What the task asks →
Go through the data below line by line and count those containing the word "Down". Reply with the count only.

Items →

☆ ☆ ☆

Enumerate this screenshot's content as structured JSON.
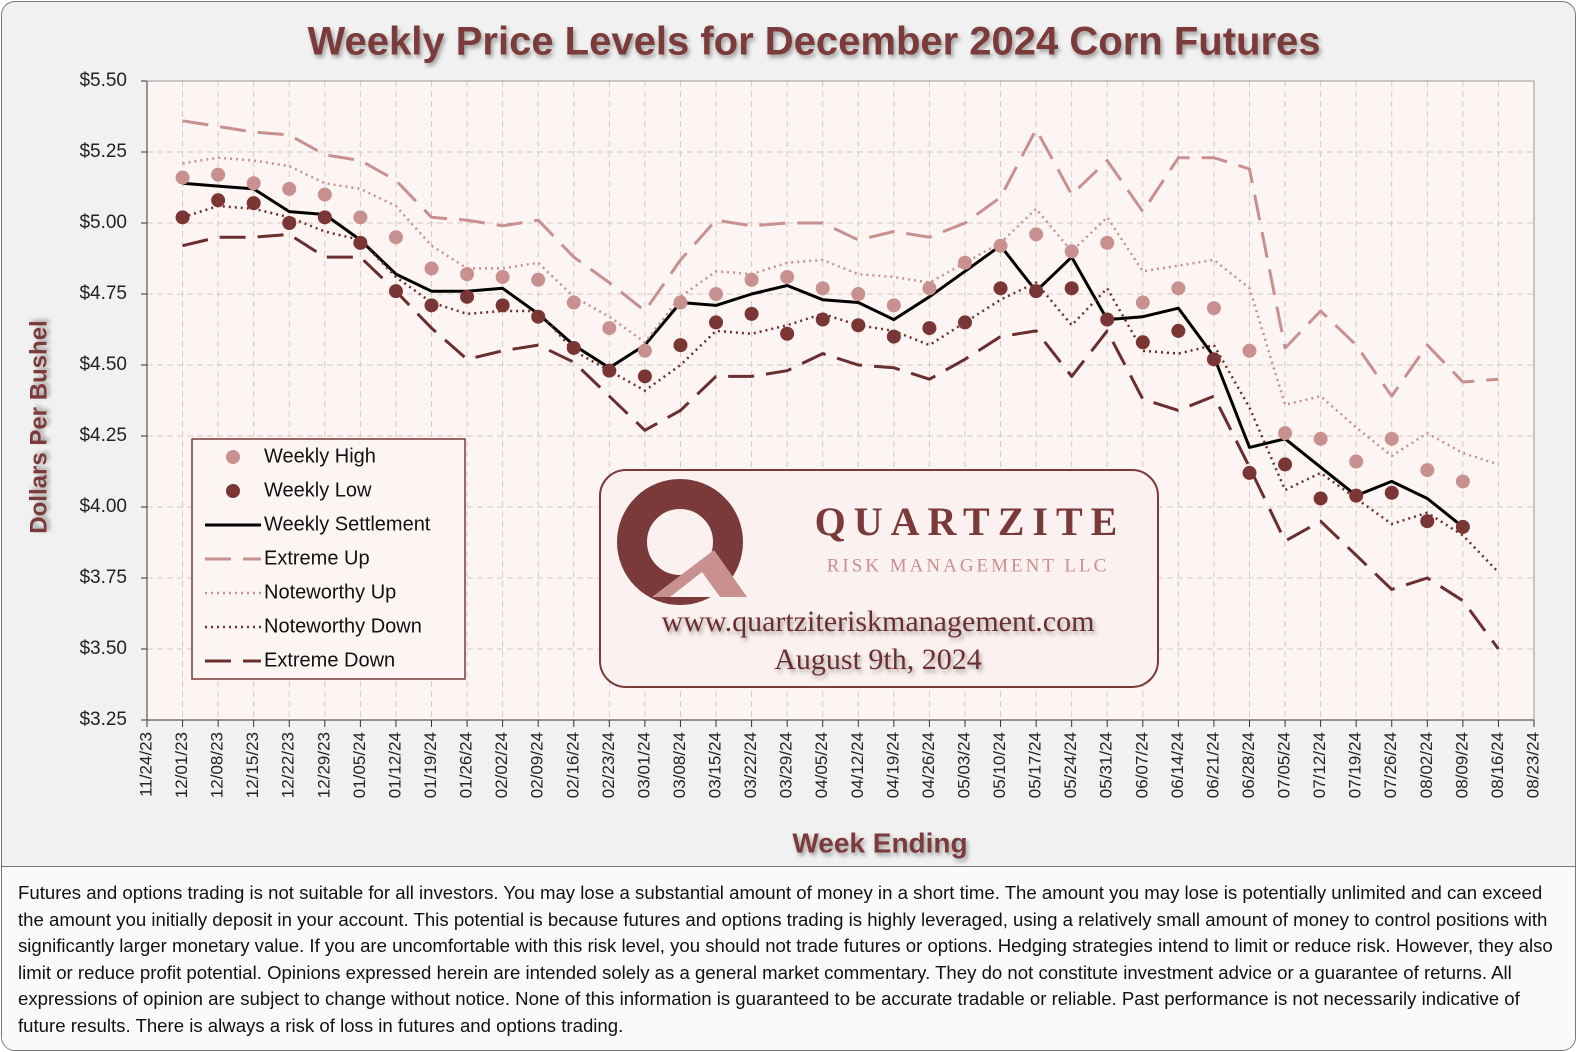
{
  "chart_data": {
    "type": "line",
    "title": "Weekly Price Levels for December 2024 Corn Futures",
    "y_label": "Dollars Per Bushel",
    "x_label": "Week Ending",
    "categories": [
      "11/24/23",
      "12/01/23",
      "12/08/23",
      "12/15/23",
      "12/22/23",
      "12/29/23",
      "01/05/24",
      "01/12/24",
      "01/19/24",
      "01/26/24",
      "02/02/24",
      "02/09/24",
      "02/16/24",
      "02/23/24",
      "03/01/24",
      "03/08/24",
      "03/15/24",
      "03/22/24",
      "03/29/24",
      "04/05/24",
      "04/12/24",
      "04/19/24",
      "04/26/24",
      "05/03/24",
      "05/10/24",
      "05/17/24",
      "05/24/24",
      "05/31/24",
      "06/07/24",
      "06/14/24",
      "06/21/24",
      "06/28/24",
      "07/05/24",
      "07/12/24",
      "07/19/24",
      "07/26/24",
      "08/02/24",
      "08/09/24",
      "08/16/24",
      "08/23/24"
    ],
    "ylim": [
      3.25,
      5.5
    ],
    "yticks": [
      {
        "value": 3.25,
        "label": "$3.25"
      },
      {
        "value": 3.5,
        "label": "$3.50"
      },
      {
        "value": 3.75,
        "label": "$3.75"
      },
      {
        "value": 4,
        "label": "$4.00"
      },
      {
        "value": 4.25,
        "label": "$4.25"
      },
      {
        "value": 4.5,
        "label": "$4.50"
      },
      {
        "value": 4.75,
        "label": "$4.75"
      },
      {
        "value": 5,
        "label": "$5.00"
      },
      {
        "value": 5.25,
        "label": "$5.25"
      },
      {
        "value": 5.5,
        "label": "$5.50"
      }
    ],
    "grid": true,
    "series": [
      {
        "name": "Weekly High",
        "color": "#c99090",
        "style": "marker",
        "values": [
          null,
          5.16,
          5.17,
          5.14,
          5.12,
          5.1,
          5.02,
          4.95,
          4.84,
          4.82,
          4.81,
          4.8,
          4.72,
          4.63,
          4.55,
          4.72,
          4.75,
          4.8,
          4.81,
          4.77,
          4.75,
          4.71,
          4.77,
          4.86,
          4.92,
          4.96,
          4.9,
          4.93,
          4.72,
          4.77,
          4.7,
          4.55,
          4.26,
          4.24,
          4.16,
          4.24,
          4.13,
          4.09,
          null,
          null
        ]
      },
      {
        "name": "Weekly Low",
        "color": "#7a3535",
        "style": "marker",
        "values": [
          null,
          5.02,
          5.08,
          5.07,
          5.0,
          5.02,
          4.93,
          4.76,
          4.71,
          4.74,
          4.71,
          4.67,
          4.56,
          4.48,
          4.46,
          4.57,
          4.65,
          4.68,
          4.61,
          4.66,
          4.64,
          4.6,
          4.63,
          4.65,
          4.77,
          4.76,
          4.77,
          4.66,
          4.58,
          4.62,
          4.52,
          4.12,
          4.15,
          4.03,
          4.04,
          4.05,
          3.95,
          3.93,
          null,
          null
        ]
      },
      {
        "name": "Weekly Settlement",
        "color": "#000000",
        "style": "solid",
        "values": [
          null,
          5.14,
          5.13,
          5.12,
          5.04,
          5.03,
          4.94,
          4.82,
          4.76,
          4.76,
          4.77,
          4.68,
          4.57,
          4.49,
          4.57,
          4.72,
          4.71,
          4.75,
          4.78,
          4.73,
          4.72,
          4.66,
          4.74,
          4.83,
          4.92,
          4.76,
          4.88,
          4.66,
          4.67,
          4.7,
          4.53,
          4.21,
          4.24,
          4.14,
          4.04,
          4.09,
          4.03,
          3.93,
          null,
          null
        ]
      },
      {
        "name": "Extreme Up",
        "color": "#c99090",
        "style": "dashed",
        "values": [
          null,
          5.36,
          5.34,
          5.32,
          5.31,
          5.24,
          5.22,
          5.15,
          5.02,
          5.01,
          4.99,
          5.01,
          4.88,
          4.79,
          4.69,
          4.87,
          5.01,
          4.99,
          5.0,
          5.0,
          4.94,
          4.97,
          4.95,
          5.0,
          5.09,
          5.33,
          5.1,
          5.22,
          5.04,
          5.23,
          5.23,
          5.19,
          4.56,
          4.69,
          4.57,
          4.39,
          4.57,
          4.44,
          4.45,
          null
        ]
      },
      {
        "name": "Noteworthy Up",
        "color": "#c99090",
        "style": "dotted",
        "values": [
          null,
          5.21,
          5.23,
          5.22,
          5.2,
          5.14,
          5.12,
          5.06,
          4.92,
          4.84,
          4.84,
          4.86,
          4.74,
          4.67,
          4.58,
          4.74,
          4.83,
          4.82,
          4.86,
          4.87,
          4.82,
          4.81,
          4.79,
          4.86,
          4.93,
          5.05,
          4.9,
          5.02,
          4.83,
          4.85,
          4.87,
          4.77,
          4.36,
          4.39,
          4.28,
          4.18,
          4.26,
          4.19,
          4.15,
          null
        ]
      },
      {
        "name": "Noteworthy Down",
        "color": "#6b2e2e",
        "style": "dotted",
        "values": [
          null,
          5.02,
          5.06,
          5.05,
          5.02,
          4.97,
          4.94,
          4.81,
          4.72,
          4.68,
          4.69,
          4.69,
          4.55,
          4.48,
          4.41,
          4.5,
          4.62,
          4.61,
          4.64,
          4.68,
          4.64,
          4.62,
          4.57,
          4.65,
          4.73,
          4.79,
          4.64,
          4.77,
          4.55,
          4.54,
          4.57,
          4.35,
          4.06,
          4.12,
          4.03,
          3.94,
          3.98,
          3.9,
          3.77,
          null
        ]
      },
      {
        "name": "Extreme Down",
        "color": "#6b2e2e",
        "style": "dashed",
        "values": [
          null,
          4.92,
          4.95,
          4.95,
          4.96,
          4.88,
          4.88,
          4.76,
          4.63,
          4.52,
          4.55,
          4.57,
          4.51,
          4.39,
          4.27,
          4.34,
          4.46,
          4.46,
          4.48,
          4.54,
          4.5,
          4.49,
          4.45,
          4.52,
          4.6,
          4.62,
          4.46,
          4.62,
          4.38,
          4.34,
          4.39,
          4.14,
          3.88,
          3.95,
          3.83,
          3.71,
          3.75,
          3.67,
          3.5,
          null
        ]
      }
    ]
  },
  "logo": {
    "name": "QUARTZITE",
    "subtitle": "RISK MANAGEMENT LLC",
    "url": "www.quartziteriskmanagement.com",
    "date": "August 9th, 2024"
  },
  "disclaimer": "Futures and options trading is not suitable for all investors. You may lose a substantial amount of money in a short time. The amount you may lose is potentially unlimited and can exceed the amount you initially deposit in your account. This potential is because futures and options trading is highly leveraged, using a relatively small amount of money to control positions with significantly larger monetary value. If you are uncomfortable with this risk level, you should not trade futures or options. Hedging strategies intend to limit or reduce risk. However, they also limit or reduce profit potential. Opinions expressed herein are intended solely as a general market commentary. They do not constitute investment advice or a guarantee of returns. All expressions of opinion are subject to change without notice. None of this information is guaranteed to be accurate tradable or reliable. Past performance is not necessarily indicative of future results. There is always a risk of loss in futures and options trading."
}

☆ ☆ ☆

Written answer →
2